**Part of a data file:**
= = = =

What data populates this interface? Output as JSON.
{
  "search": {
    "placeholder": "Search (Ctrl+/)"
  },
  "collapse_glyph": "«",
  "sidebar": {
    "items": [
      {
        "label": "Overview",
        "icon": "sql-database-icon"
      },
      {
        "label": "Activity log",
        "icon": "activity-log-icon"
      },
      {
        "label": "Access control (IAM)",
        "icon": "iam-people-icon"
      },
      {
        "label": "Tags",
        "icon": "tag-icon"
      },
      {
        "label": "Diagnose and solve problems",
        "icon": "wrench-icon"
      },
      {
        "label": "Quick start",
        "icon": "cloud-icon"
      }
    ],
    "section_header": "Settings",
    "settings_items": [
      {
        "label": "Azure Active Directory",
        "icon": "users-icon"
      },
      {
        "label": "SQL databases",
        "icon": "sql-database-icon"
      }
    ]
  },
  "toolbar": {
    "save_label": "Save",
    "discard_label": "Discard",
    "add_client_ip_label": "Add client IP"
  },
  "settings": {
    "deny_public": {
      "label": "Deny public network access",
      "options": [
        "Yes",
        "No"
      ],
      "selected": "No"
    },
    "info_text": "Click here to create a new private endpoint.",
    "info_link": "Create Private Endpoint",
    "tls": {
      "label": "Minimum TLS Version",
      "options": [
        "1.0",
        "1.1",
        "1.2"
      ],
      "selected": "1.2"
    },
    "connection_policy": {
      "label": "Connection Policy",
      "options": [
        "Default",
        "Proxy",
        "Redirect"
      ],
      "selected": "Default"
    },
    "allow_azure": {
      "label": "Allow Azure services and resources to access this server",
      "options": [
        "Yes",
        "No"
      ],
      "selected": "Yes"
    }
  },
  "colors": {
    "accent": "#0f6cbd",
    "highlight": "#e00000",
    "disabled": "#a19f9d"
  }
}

= = = =

Which lines hold the string "selected"? List them all.

      "selected": "No"
      "selected": "1.2"
      "selected": "Default"
      "selected": "Yes"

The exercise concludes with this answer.